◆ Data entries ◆
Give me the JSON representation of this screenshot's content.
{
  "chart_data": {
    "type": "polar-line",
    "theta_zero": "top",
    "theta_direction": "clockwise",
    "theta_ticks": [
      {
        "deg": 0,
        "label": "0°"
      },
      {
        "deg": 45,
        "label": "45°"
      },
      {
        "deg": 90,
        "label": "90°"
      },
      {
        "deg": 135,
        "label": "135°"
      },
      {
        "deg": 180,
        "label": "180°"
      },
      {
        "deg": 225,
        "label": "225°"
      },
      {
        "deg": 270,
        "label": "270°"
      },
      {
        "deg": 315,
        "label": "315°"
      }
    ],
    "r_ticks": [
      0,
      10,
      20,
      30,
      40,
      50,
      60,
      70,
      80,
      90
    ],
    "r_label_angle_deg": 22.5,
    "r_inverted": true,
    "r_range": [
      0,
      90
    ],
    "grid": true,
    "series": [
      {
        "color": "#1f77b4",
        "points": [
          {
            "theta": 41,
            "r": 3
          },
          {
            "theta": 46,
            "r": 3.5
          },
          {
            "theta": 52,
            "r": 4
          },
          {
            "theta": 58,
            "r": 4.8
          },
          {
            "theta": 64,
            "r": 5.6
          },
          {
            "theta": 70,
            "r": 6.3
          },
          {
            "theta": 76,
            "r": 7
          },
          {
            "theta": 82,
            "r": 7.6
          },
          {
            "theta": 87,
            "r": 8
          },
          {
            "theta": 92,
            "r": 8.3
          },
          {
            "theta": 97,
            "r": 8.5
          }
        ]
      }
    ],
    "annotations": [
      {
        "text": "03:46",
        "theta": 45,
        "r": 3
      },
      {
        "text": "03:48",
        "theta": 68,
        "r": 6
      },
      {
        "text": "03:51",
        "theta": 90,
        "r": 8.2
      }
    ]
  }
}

==

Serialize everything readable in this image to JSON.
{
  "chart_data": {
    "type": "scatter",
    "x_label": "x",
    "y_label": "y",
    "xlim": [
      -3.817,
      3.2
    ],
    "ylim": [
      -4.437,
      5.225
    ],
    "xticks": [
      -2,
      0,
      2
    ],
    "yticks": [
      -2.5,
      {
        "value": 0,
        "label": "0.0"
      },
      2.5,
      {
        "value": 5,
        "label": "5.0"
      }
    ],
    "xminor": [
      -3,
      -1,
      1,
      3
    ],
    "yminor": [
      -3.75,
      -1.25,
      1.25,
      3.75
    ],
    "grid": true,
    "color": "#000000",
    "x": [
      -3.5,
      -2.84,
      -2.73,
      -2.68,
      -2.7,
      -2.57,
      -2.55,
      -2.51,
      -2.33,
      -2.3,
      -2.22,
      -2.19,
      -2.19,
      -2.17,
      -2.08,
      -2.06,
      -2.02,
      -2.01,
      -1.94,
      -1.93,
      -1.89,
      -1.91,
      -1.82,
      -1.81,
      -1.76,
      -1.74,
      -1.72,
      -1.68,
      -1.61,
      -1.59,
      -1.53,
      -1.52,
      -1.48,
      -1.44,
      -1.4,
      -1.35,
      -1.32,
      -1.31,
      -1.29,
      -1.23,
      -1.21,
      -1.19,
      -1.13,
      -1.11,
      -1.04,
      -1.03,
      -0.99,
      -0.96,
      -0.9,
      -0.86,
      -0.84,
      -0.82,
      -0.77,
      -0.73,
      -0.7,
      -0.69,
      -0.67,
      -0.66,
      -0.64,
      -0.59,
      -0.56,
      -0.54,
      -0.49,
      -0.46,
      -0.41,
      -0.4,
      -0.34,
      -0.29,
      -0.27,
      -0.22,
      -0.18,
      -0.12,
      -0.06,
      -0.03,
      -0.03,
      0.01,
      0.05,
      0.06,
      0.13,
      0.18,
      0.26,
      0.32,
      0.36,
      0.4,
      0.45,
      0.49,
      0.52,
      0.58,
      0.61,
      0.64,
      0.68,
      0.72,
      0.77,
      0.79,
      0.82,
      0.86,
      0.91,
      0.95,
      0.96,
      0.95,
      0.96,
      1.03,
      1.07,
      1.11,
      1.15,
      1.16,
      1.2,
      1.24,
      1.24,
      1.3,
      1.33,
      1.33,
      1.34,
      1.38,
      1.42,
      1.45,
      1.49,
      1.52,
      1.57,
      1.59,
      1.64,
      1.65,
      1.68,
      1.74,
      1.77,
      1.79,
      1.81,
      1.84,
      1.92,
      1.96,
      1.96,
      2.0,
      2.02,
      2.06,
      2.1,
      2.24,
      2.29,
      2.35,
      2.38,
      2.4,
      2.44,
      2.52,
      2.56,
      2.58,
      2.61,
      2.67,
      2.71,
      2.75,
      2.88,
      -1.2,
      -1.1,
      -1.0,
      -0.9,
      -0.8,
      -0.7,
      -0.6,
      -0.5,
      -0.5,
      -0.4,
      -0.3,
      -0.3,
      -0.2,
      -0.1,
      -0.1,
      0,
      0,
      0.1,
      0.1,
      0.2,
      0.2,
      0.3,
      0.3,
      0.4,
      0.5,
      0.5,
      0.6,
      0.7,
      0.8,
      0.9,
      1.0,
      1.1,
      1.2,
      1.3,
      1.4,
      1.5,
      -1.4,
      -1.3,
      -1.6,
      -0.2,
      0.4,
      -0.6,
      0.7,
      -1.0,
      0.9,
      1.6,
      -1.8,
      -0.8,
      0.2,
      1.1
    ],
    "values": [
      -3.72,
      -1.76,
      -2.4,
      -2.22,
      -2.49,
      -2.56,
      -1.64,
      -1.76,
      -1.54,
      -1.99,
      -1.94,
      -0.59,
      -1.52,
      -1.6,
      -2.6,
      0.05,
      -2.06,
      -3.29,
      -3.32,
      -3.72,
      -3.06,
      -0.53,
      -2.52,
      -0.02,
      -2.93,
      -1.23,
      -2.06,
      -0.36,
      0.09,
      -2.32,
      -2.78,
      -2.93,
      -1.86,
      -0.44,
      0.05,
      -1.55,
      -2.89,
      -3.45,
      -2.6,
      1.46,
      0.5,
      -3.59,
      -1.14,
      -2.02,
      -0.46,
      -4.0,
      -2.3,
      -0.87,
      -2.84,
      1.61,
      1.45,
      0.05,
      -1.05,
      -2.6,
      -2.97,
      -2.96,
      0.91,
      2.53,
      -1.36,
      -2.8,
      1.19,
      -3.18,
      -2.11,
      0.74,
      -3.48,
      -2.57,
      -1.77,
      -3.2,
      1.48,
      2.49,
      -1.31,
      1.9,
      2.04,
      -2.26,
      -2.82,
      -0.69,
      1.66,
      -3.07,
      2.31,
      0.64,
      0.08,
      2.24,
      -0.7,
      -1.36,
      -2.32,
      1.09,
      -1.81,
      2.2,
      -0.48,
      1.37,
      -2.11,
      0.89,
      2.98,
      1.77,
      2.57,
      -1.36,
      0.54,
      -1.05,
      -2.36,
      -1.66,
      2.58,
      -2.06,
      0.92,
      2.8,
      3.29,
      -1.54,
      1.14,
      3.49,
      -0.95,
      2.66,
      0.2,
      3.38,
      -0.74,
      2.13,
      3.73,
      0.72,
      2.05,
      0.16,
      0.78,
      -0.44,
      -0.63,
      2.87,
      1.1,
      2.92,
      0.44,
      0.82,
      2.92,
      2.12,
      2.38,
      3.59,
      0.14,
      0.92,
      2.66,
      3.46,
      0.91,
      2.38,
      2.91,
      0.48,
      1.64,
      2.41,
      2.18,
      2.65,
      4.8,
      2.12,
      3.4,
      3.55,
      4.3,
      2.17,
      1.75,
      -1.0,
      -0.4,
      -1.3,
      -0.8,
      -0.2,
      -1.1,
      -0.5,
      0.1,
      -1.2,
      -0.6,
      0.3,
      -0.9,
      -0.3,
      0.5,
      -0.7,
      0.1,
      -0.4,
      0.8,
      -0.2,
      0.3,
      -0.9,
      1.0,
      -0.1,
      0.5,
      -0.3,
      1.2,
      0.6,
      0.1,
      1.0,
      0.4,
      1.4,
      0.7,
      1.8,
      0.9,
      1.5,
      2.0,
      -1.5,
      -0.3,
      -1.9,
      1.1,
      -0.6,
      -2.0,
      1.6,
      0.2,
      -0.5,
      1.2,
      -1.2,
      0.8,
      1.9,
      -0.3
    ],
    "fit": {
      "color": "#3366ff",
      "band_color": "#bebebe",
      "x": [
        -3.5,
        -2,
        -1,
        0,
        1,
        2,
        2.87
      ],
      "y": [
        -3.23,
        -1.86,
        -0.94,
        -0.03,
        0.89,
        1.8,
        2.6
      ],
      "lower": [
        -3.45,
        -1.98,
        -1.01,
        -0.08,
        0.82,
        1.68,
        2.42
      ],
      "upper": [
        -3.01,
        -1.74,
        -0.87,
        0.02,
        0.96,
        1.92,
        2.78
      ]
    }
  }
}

...

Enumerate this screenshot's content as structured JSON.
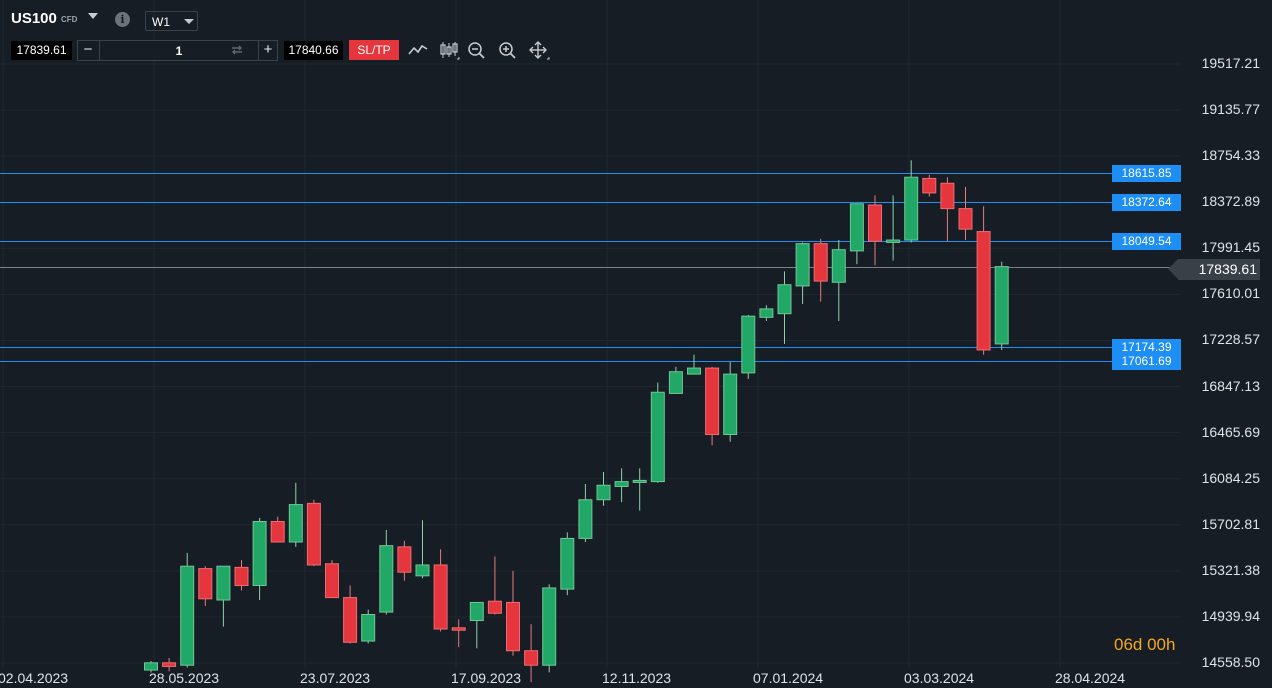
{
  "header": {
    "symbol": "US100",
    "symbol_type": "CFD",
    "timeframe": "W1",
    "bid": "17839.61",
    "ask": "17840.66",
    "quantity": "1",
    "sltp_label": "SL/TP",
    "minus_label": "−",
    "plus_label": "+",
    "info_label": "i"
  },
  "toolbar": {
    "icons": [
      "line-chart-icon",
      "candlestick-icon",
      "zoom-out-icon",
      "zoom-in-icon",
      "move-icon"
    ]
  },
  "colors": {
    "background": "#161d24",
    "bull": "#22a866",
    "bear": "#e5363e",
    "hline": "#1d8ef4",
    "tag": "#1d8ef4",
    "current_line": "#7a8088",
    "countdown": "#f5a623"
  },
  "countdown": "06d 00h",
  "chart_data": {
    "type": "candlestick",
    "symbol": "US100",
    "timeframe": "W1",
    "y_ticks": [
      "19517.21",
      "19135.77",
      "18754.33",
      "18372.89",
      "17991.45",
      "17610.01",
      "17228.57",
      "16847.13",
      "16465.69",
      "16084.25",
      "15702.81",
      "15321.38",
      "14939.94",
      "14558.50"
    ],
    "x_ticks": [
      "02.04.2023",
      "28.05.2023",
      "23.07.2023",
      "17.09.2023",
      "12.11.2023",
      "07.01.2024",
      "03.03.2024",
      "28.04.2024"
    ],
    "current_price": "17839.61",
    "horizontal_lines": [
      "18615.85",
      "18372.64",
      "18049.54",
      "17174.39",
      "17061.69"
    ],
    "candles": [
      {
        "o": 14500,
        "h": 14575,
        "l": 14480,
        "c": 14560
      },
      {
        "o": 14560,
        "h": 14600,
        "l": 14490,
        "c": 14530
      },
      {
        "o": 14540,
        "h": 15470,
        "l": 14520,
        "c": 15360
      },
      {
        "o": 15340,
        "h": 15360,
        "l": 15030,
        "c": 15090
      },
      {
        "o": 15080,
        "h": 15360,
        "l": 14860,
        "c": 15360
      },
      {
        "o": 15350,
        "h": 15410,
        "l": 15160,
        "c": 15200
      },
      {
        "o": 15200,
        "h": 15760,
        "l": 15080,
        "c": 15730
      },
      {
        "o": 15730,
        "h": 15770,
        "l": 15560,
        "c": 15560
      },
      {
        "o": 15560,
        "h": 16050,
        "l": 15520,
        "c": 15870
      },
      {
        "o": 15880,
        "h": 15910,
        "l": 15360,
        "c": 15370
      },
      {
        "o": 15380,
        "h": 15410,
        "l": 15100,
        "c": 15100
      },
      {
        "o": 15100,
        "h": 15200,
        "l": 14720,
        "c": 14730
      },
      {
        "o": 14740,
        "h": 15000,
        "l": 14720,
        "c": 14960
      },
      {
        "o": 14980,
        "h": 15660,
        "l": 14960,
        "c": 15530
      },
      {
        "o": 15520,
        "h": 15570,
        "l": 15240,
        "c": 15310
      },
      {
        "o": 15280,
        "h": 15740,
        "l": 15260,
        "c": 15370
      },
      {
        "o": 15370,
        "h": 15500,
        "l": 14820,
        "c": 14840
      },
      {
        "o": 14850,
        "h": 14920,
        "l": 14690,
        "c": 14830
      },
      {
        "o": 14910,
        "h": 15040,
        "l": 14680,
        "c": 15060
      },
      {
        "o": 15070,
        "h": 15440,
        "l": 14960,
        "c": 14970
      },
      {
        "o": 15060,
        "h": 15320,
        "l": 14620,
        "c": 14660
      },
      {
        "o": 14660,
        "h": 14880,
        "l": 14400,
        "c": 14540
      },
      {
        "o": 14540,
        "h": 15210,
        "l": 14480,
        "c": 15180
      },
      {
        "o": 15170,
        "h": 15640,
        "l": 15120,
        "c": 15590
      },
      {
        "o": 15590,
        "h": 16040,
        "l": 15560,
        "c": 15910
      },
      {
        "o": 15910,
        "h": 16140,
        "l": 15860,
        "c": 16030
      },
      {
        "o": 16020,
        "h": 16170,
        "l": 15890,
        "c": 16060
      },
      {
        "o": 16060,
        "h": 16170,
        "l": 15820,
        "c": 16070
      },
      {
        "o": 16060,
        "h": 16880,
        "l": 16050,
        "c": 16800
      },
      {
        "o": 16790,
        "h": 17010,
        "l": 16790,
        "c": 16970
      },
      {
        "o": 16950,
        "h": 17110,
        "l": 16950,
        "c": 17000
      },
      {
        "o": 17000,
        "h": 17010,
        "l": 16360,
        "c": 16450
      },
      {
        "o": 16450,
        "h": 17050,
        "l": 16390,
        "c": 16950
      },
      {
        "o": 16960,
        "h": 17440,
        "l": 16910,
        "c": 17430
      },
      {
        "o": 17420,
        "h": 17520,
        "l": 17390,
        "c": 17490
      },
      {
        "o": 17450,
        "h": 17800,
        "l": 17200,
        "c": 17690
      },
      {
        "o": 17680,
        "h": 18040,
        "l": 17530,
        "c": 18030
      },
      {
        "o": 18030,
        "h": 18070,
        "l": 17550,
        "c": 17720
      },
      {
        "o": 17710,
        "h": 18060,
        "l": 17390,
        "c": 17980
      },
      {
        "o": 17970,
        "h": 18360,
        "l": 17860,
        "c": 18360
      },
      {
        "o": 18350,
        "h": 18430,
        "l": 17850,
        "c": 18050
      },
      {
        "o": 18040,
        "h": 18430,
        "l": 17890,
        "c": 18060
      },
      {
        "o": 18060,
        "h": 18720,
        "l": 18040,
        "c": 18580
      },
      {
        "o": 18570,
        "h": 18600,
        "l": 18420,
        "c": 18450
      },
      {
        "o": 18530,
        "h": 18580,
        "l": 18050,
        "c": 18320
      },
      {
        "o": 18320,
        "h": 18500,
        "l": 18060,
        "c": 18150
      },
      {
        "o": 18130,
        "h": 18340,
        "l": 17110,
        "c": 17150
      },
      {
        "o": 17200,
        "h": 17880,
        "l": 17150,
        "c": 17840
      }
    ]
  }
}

◆ What is being asked ◆
Look through the lines above and collect those with the word "JSON".

◆ Task result ◆
Give me the JSON representation of this screenshot's content.
Serialize everything readable in this image to JSON.
Enumerate this screenshot's content as structured JSON.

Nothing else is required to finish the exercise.